** Begin SOURCE DATA **

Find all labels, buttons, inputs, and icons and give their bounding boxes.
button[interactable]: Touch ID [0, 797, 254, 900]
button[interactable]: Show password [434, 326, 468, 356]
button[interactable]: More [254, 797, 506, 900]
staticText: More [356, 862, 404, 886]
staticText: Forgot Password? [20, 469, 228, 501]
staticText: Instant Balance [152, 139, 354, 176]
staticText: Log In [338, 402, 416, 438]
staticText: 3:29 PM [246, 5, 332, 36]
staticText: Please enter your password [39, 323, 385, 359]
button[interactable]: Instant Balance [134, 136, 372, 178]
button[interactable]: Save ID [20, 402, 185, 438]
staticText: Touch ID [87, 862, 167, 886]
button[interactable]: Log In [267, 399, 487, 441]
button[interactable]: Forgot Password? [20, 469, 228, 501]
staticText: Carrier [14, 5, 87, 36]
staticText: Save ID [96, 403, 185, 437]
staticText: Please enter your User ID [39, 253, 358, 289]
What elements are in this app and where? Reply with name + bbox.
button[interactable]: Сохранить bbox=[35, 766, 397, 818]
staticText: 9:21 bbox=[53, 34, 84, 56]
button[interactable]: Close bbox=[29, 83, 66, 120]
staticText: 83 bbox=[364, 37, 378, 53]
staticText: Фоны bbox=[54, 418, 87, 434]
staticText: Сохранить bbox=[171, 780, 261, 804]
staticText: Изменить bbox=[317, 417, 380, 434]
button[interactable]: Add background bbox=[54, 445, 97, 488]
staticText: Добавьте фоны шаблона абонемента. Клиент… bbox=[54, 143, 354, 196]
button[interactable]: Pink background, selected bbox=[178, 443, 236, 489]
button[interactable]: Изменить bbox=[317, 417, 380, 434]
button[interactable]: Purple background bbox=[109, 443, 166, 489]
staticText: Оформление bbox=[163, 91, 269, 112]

** End SOURCE DATA **

DO THIS -
Rewrite all of the lines above, replacing each "Touch ID" with "Face ID" and leaving everything else unchanged.

OUTPUT OF THE TASK -
Find all labels, buttons, inputs, and icons and give their bounding boxes.
button[interactable]: Face ID [0, 797, 254, 900]
button[interactable]: Show password [434, 326, 468, 356]
button[interactable]: More [254, 797, 506, 900]
staticText: More [356, 862, 404, 886]
staticText: Forgot Password? [20, 469, 228, 501]
staticText: Instant Balance [152, 139, 354, 176]
staticText: Log In [338, 402, 416, 438]
staticText: 3:29 PM [246, 5, 332, 36]
staticText: Please enter your password [39, 323, 385, 359]
button[interactable]: Instant Balance [134, 136, 372, 178]
button[interactable]: Save ID [20, 402, 185, 438]
staticText: Face ID [87, 862, 167, 886]
button[interactable]: Log In [267, 399, 487, 441]
button[interactable]: Forgot Password? [20, 469, 228, 501]
staticText: Carrier [14, 5, 87, 36]
staticText: Save ID [96, 403, 185, 437]
staticText: Please enter your User ID [39, 253, 358, 289]
What elements are in this app and where? Reply with name + bbox.
button[interactable]: Сохранить bbox=[35, 766, 397, 818]
staticText: 9:21 bbox=[53, 34, 84, 56]
button[interactable]: Close bbox=[29, 83, 66, 120]
staticText: 83 bbox=[364, 37, 378, 53]
staticText: Фоны bbox=[54, 418, 87, 434]
staticText: Сохранить bbox=[171, 780, 261, 804]
staticText: Изменить bbox=[317, 417, 380, 434]
button[interactable]: Add background bbox=[54, 445, 97, 488]
staticText: Добавьте фоны шаблона абонемента. Клиент… bbox=[54, 143, 354, 196]
button[interactable]: Pink background, selected bbox=[178, 443, 236, 489]
button[interactable]: Изменить bbox=[317, 417, 380, 434]
button[interactable]: Purple background bbox=[109, 443, 166, 489]
staticText: Оформление bbox=[163, 91, 269, 112]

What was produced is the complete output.